## start

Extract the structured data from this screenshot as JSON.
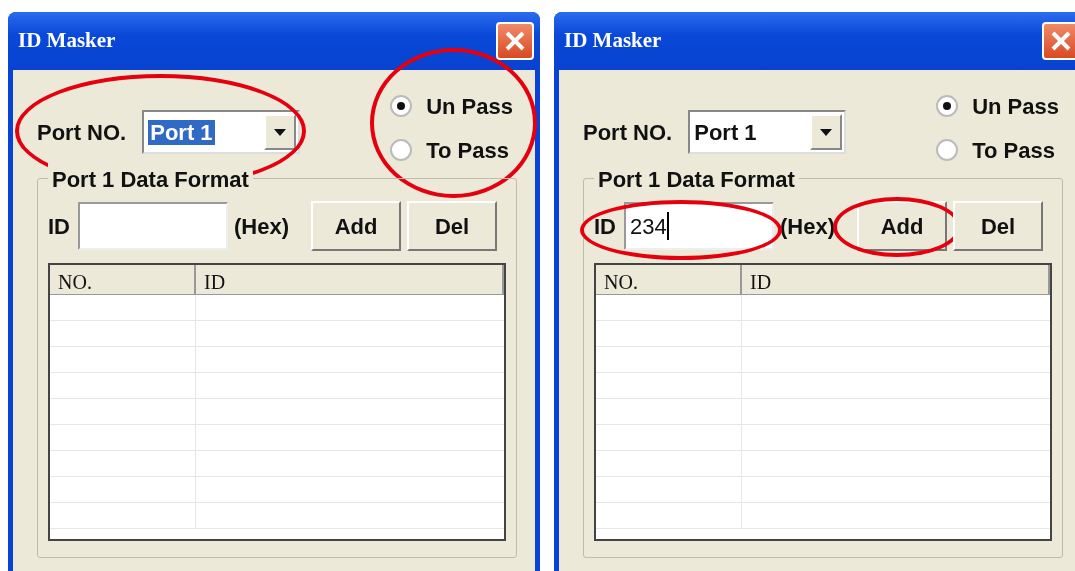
{
  "windows": [
    {
      "title": "ID Masker",
      "port_label": "Port NO.",
      "port_value": "Port 1",
      "port_value_selected": true,
      "port_circled": true,
      "radios": [
        {
          "label": "Un Pass",
          "selected": true
        },
        {
          "label": "To Pass",
          "selected": false
        }
      ],
      "radios_circled": true,
      "group_title": "Port 1 Data Format",
      "id_label": "ID",
      "id_focused": false,
      "id_circled": false,
      "hex_label": "(Hex)",
      "buttons": [
        {
          "label": "Add",
          "circled": false
        },
        {
          "label": "Del",
          "circled": false
        }
      ],
      "columns": [
        "NO.",
        "ID"
      ]
    },
    {
      "title": "ID Masker",
      "port_label": "Port NO.",
      "port_value": "Port 1",
      "port_value_selected": false,
      "port_circled": false,
      "radios": [
        {
          "label": "Un Pass",
          "selected": true
        },
        {
          "label": "To Pass",
          "selected": false
        }
      ],
      "radios_circled": false,
      "group_title": "Port 1 Data Format",
      "id_label": "ID",
      "id_value": "234",
      "id_focused": true,
      "id_circled": true,
      "hex_label": "(Hex)",
      "buttons": [
        {
          "label": "Add",
          "circled": true
        },
        {
          "label": "Del",
          "circled": false
        }
      ],
      "columns": [
        "NO.",
        "ID"
      ]
    }
  ]
}
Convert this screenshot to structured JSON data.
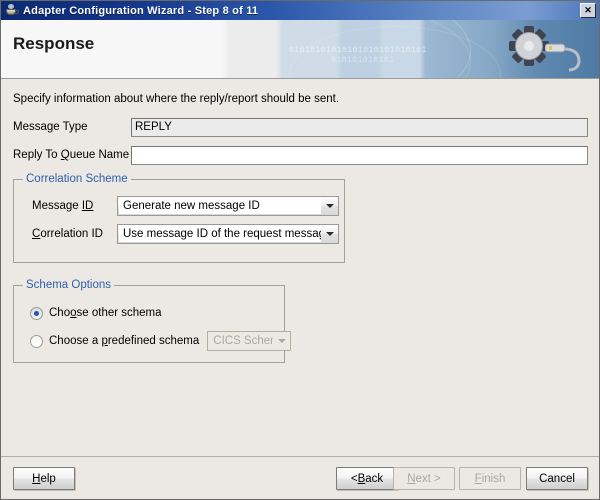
{
  "window": {
    "title": "Adapter Configuration Wizard - Step 8 of 11",
    "icon": "java-coffee-cup-icon",
    "close_label": "✕"
  },
  "banner": {
    "title": "Response",
    "binary_row_1": "01010101010101010101010101",
    "binary_row_2": "010101010101",
    "art": "gear-and-cable-graphic"
  },
  "content": {
    "description": "Specify information about where the reply/report should be sent.",
    "fields": [
      {
        "label_prefix": "Message Type",
        "mnemonic": "",
        "label_suffix": "",
        "value": "REPLY",
        "placeholder": "",
        "readonly": true
      },
      {
        "label_prefix": "Reply To ",
        "mnemonic": "Q",
        "label_suffix": "ueue Name",
        "value": "",
        "placeholder": "",
        "readonly": false
      }
    ],
    "correlation_scheme": {
      "title": "Correlation Scheme",
      "rows": [
        {
          "label_prefix": "Message ",
          "mnemonic": "ID",
          "label_suffix": "",
          "value": "Generate new message ID"
        },
        {
          "label_prefix": "",
          "mnemonic": "C",
          "label_suffix": "orrelation ID",
          "value": "Use message ID of the request message"
        }
      ]
    },
    "schema_options": {
      "title": "Schema Options",
      "radios": [
        {
          "label_prefix": "Cho",
          "mnemonic": "o",
          "label_suffix": "se other schema",
          "selected": true
        },
        {
          "label_prefix": "Choose a ",
          "mnemonic": "p",
          "label_suffix": "redefined schema",
          "selected": false
        }
      ],
      "predefined_schema_value": "CICS Schema",
      "predefined_schema_disabled": true
    }
  },
  "footer": {
    "help": {
      "prefix": "",
      "mnemonic": "H",
      "suffix": "elp",
      "disabled": false
    },
    "back": {
      "prefix": "< ",
      "mnemonic": "B",
      "suffix": "ack",
      "disabled": false
    },
    "next": {
      "prefix": "",
      "mnemonic": "N",
      "suffix": "ext >",
      "disabled": true
    },
    "finish": {
      "prefix": "",
      "mnemonic": "F",
      "suffix": "inish",
      "disabled": true
    },
    "cancel": {
      "prefix": "",
      "mnemonic": "",
      "suffix": "Cancel",
      "disabled": false
    }
  },
  "colors": {
    "titlebar_start": "#0a2a73",
    "titlebar_end": "#4c74b8",
    "group_title": "#2f5fa8",
    "radio_dot": "#2255bb",
    "panel_bg": "#ece9e4"
  }
}
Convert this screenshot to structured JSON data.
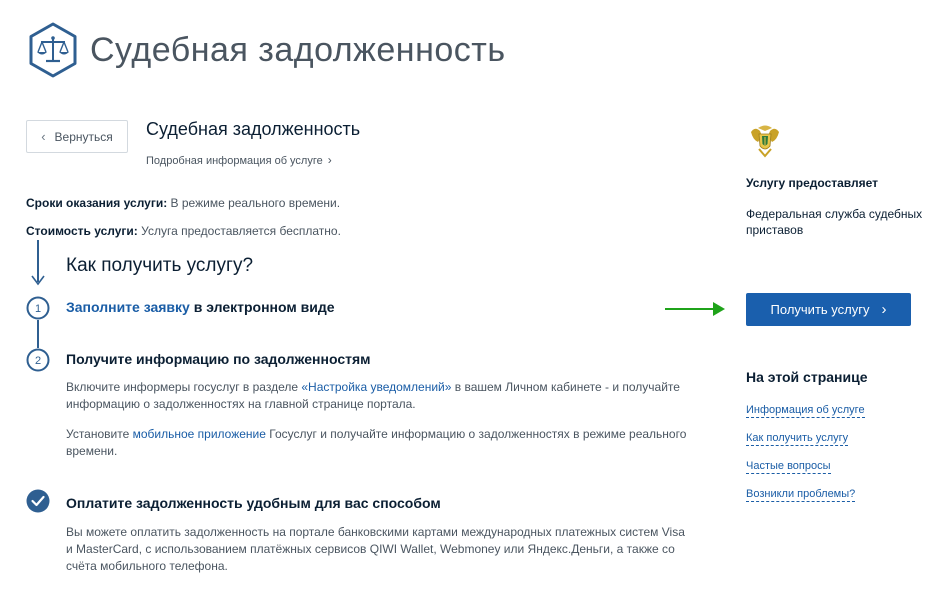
{
  "header": {
    "title": "Судебная задолженность"
  },
  "nav": {
    "back_label": "Вернуться"
  },
  "service": {
    "title": "Судебная задолженность",
    "info_link": "Подробная информация об услуге"
  },
  "terms": {
    "time_label": "Сроки оказания услуги:",
    "time_value": "В режиме реального времени.",
    "cost_label": "Стоимость услуги:",
    "cost_value": "Услуга предоставляется бесплатно."
  },
  "how": {
    "title": "Как получить услугу?",
    "steps": [
      {
        "number": "1",
        "title_link": "Заполните заявку",
        "title_rest": " в электронном виде"
      },
      {
        "number": "2",
        "title": "Получите информацию по задолженностям",
        "p1_pre": "Включите информеры госуслуг в разделе ",
        "p1_link": "«Настройка уведомлений»",
        "p1_post": " в вашем Личном кабинете - и получайте",
        "p1_line2": "информацию о задолженностях на главной странице портала.",
        "p2_pre": "Установите ",
        "p2_link": "мобильное приложение",
        "p2_post": " Госуслуг и получайте информацию о задолженностях в режиме реального",
        "p2_line2": "времени."
      },
      {
        "title": "Оплатите задолженность удобным для вас способом",
        "line1": "Вы можете оплатить задолженность на портале банковскими картами международных платежных систем Visa",
        "line2": "и MasterCard, с использованием платёжных сервисов QIWI Wallet, Webmoney или Яндекс.Деньги, а также со",
        "line3": "счёта мобильного телефона."
      }
    ]
  },
  "sidebar": {
    "provides_label": "Услугу предоставляет",
    "provider_name": "Федеральная служба судебных приставов",
    "get_service_label": "Получить услугу",
    "on_page_title": "На этой странице",
    "links": [
      "Информация об услуге",
      "Как получить услугу",
      "Частые вопросы",
      "Возникли проблемы?"
    ]
  },
  "colors": {
    "primary": "#1a5fad",
    "link": "#1a5da6",
    "arrow": "#1fa31a",
    "logo": "#2f5f91"
  },
  "icons": {
    "logo": "scales-icon",
    "emblem": "fssp-emblem-icon",
    "back": "chevron-left-icon",
    "forward": "chevron-right-icon",
    "check": "check-icon"
  }
}
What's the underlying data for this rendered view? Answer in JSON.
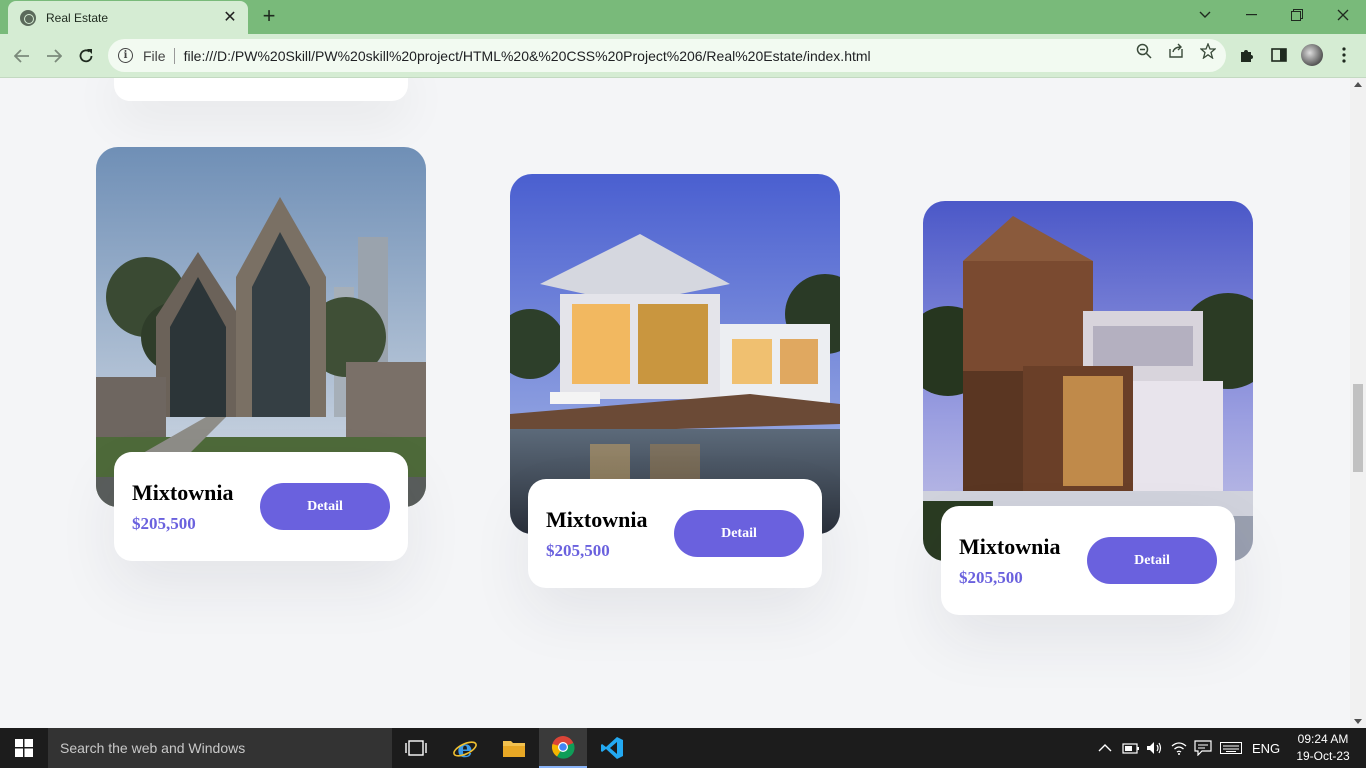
{
  "browser": {
    "tab_title": "Real Estate",
    "tab_close": "✕",
    "new_tab": "+",
    "scheme_label": "File",
    "url": "file:///D:/PW%20Skill/PW%20skill%20project/HTML%20&%20CSS%20Project%206/Real%20Estate/index.html"
  },
  "cards": [
    {
      "name": "Mixtownia",
      "price": "$205,500",
      "button": "Detail"
    },
    {
      "name": "Mixtownia",
      "price": "$205,500",
      "button": "Detail"
    },
    {
      "name": "Mixtownia",
      "price": "$205,500",
      "button": "Detail"
    }
  ],
  "taskbar": {
    "search_placeholder": "Search the web and Windows",
    "language": "ENG",
    "time": "09:24 AM",
    "date": "19-Oct-23"
  },
  "colors": {
    "accent": "#6a61de",
    "chrome_frame": "#79ba7a",
    "chrome_toolbar": "#d5ecd3",
    "page_bg": "#f4f5f7"
  }
}
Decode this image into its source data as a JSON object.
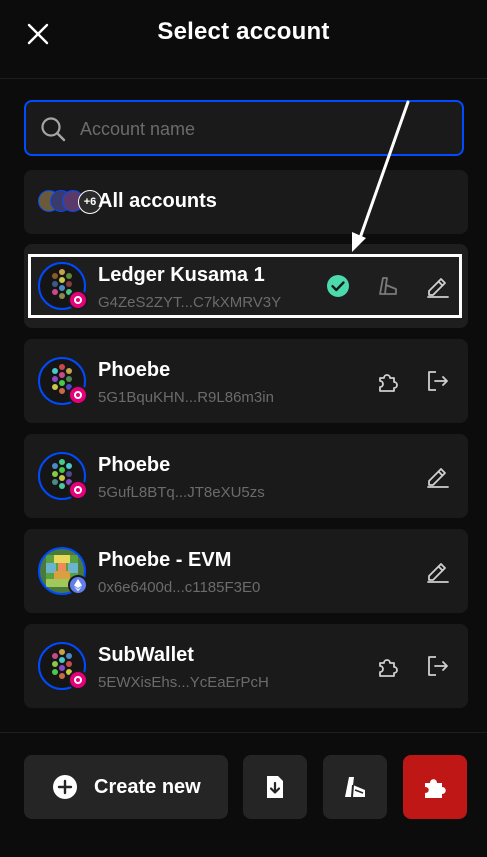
{
  "header": {
    "title": "Select account"
  },
  "search": {
    "placeholder": "Account name"
  },
  "all_accounts": {
    "label": "All accounts",
    "extra_count": "+6"
  },
  "accounts": [
    {
      "name": "Ledger Kusama 1",
      "address": "G4ZeS2ZYT...C7kXMRV3Y",
      "network": "polkadot",
      "actions": [
        "check-icon",
        "ledger-icon",
        "edit-icon"
      ],
      "selected": true
    },
    {
      "name": "Phoebe",
      "address": "5G1BquKHN...R9L86m3in",
      "network": "polkadot",
      "actions": [
        "puzzle-icon",
        "export-icon"
      ]
    },
    {
      "name": "Phoebe",
      "address": "5GufL8BTq...JT8eXU5zs",
      "network": "polkadot",
      "actions": [
        "edit-icon"
      ]
    },
    {
      "name": "Phoebe - EVM",
      "address": "0x6e6400d...c1185F3E0",
      "network": "ethereum",
      "actions": [
        "edit-icon"
      ]
    },
    {
      "name": "SubWallet",
      "address": "5EWXisEhs...YcEaErPcH",
      "network": "polkadot",
      "actions": [
        "puzzle-icon",
        "export-icon"
      ]
    }
  ],
  "footer": {
    "create_label": "Create new"
  },
  "colors": {
    "accent": "#004bff",
    "success": "#4cd9ac",
    "danger": "#bf1616",
    "background": "#0c0c0c",
    "card": "#1a1a1a"
  }
}
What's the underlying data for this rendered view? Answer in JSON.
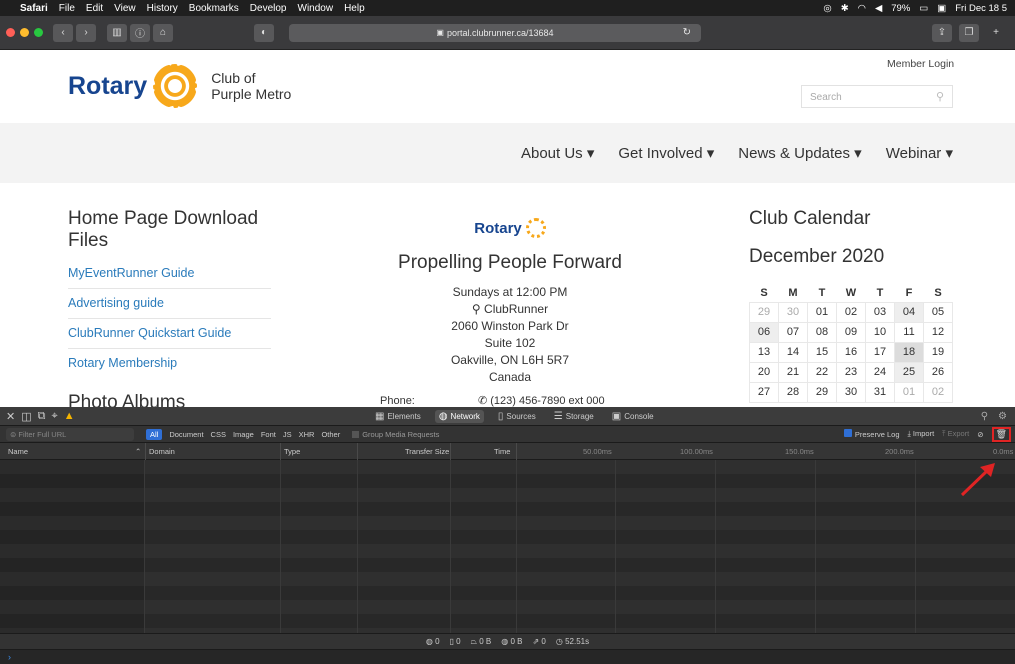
{
  "menubar": {
    "app": "Safari",
    "items": [
      "File",
      "Edit",
      "View",
      "History",
      "Bookmarks",
      "Develop",
      "Window",
      "Help"
    ],
    "battery": "79%",
    "datetime": "Fri Dec 18 5"
  },
  "browser": {
    "url": "portal.clubrunner.ca/13684",
    "traffic_colors": [
      "#ff5f57",
      "#febc2e",
      "#28c840"
    ]
  },
  "site": {
    "logo_word": "Rotary",
    "club_line1": "Club of",
    "club_line2": "Purple Metro",
    "member_login": "Member Login",
    "search_placeholder": "Search",
    "nav": [
      "About Us ▾",
      "Get Involved ▾",
      "News & Updates ▾",
      "Webinar ▾"
    ],
    "files": {
      "title": "Home Page Download Files",
      "items": [
        "MyEventRunner Guide",
        "Advertising guide",
        "ClubRunner Quickstart Guide",
        "Rotary Membership"
      ]
    },
    "albums_title": "Photo Albums",
    "meeting": {
      "logo_word": "Rotary",
      "tagline": "Propelling People Forward",
      "when": "Sundays at 12:00 PM",
      "venue": "ClubRunner",
      "street": "2060 Winston Park Dr",
      "suite": "Suite 102",
      "city": "Oakville, ON L6H 5R7",
      "country": "Canada",
      "phone_label": "Phone:",
      "phone": "(123) 456-7890 ext 000"
    },
    "calendar": {
      "title": "Club Calendar",
      "month": "December 2020",
      "days": [
        "S",
        "M",
        "T",
        "W",
        "T",
        "F",
        "S"
      ],
      "rows": [
        [
          "29",
          "30",
          "01",
          "02",
          "03",
          "04",
          "05"
        ],
        [
          "06",
          "07",
          "08",
          "09",
          "10",
          "11",
          "12"
        ],
        [
          "13",
          "14",
          "15",
          "16",
          "17",
          "18",
          "19"
        ],
        [
          "20",
          "21",
          "22",
          "23",
          "24",
          "25",
          "26"
        ],
        [
          "27",
          "28",
          "29",
          "30",
          "31",
          "01",
          "02"
        ]
      ]
    }
  },
  "devtools": {
    "tabs": [
      "Elements",
      "Network",
      "Sources",
      "Storage",
      "Console"
    ],
    "active_tab": "Network",
    "filter_placeholder": "Filter Full URL",
    "types": [
      "All",
      "Document",
      "CSS",
      "Image",
      "Font",
      "JS",
      "XHR",
      "Other"
    ],
    "group_media": "Group Media Requests",
    "preserve_log": "Preserve Log",
    "import": "Import",
    "export": "Export",
    "columns": [
      "Name",
      "Domain",
      "Type",
      "Transfer Size",
      "Time"
    ],
    "ticks": [
      "50.00ms",
      "100.00ms",
      "150.0ms",
      "200.0ms",
      "0.0ms"
    ],
    "summary": [
      "0",
      "0",
      "0 B",
      "0 B",
      "0",
      "52.51s"
    ],
    "accent": "#e02424"
  }
}
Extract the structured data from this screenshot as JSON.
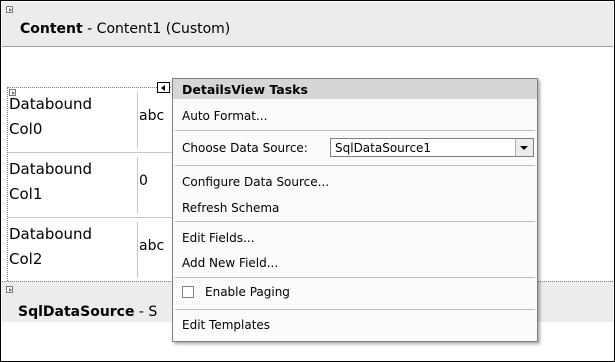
{
  "content_region": {
    "title_bold": "Content",
    "title_rest": " - Content1 (Custom)"
  },
  "details_view": {
    "rows": [
      {
        "name_line1": "Databound",
        "name_line2": "Col0",
        "value": "abc"
      },
      {
        "name_line1": "Databound",
        "name_line2": "Col1",
        "value": "0"
      },
      {
        "name_line1": "Databound",
        "name_line2": "Col2",
        "value": "abc"
      }
    ]
  },
  "sql_region": {
    "title_bold": "SqlDataSource",
    "title_rest": " - S"
  },
  "tasks_panel": {
    "title": "DetailsView Tasks",
    "auto_format": "Auto Format...",
    "choose_data_source_label": "Choose Data Source:",
    "data_source_value": "SqlDataSource1",
    "configure_data_source": "Configure Data Source...",
    "refresh_schema": "Refresh Schema",
    "edit_fields": "Edit Fields...",
    "add_new_field": "Add New Field...",
    "enable_paging": "Enable Paging",
    "edit_templates": "Edit Templates"
  }
}
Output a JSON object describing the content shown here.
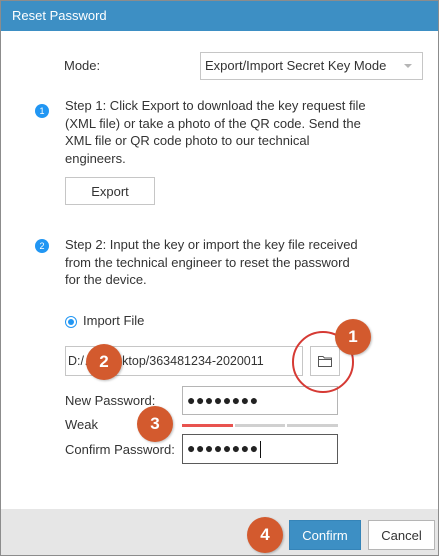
{
  "dialog": {
    "title": "Reset Password"
  },
  "mode": {
    "label": "Mode:",
    "selected": "Export/Import Secret Key Mode"
  },
  "step1": {
    "number": "1",
    "lines": [
      "Step 1: Click Export to download the key request file",
      "(XML file) or take a photo of the QR code. Send the",
      "XML file or QR code photo to our technical",
      "engineers."
    ],
    "export_label": "Export"
  },
  "step2": {
    "number": "2",
    "lines": [
      "Step 2: Input the key or import the key file received",
      "from the technical engineer to reset the password",
      "for the device."
    ],
    "import_option": "Import File",
    "file_path": "D:/…/Desktop/363481234-2020011"
  },
  "new_password": {
    "label": "New Password:",
    "masked_value": "●●●●●●●●"
  },
  "strength": {
    "label": "Weak",
    "level": 1,
    "levels_total": 3,
    "active_color": "#e8534f",
    "inactive_color": "#d0d0d0"
  },
  "confirm_password": {
    "label": "Confirm Password:",
    "masked_value": "●●●●●●●●"
  },
  "footer": {
    "confirm_label": "Confirm",
    "cancel_label": "Cancel"
  },
  "annotations": {
    "badge1": "1",
    "badge2": "2",
    "badge3": "3",
    "badge4": "4",
    "badge_color": "#d35a2e",
    "ring_color": "#d63a34"
  },
  "colors": {
    "accent": "#3d8fc4",
    "step_dot": "#2196f3"
  }
}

## end

- _BRIEF_
Note every line above where the string "реального" shows up, and copy those lines.

- _SOLVED PROBLEM_
    "time_value": "В режиме реального времени.",
        "p2_post": " Госуслуг и получайте информацию о задолженностях в режиме реального",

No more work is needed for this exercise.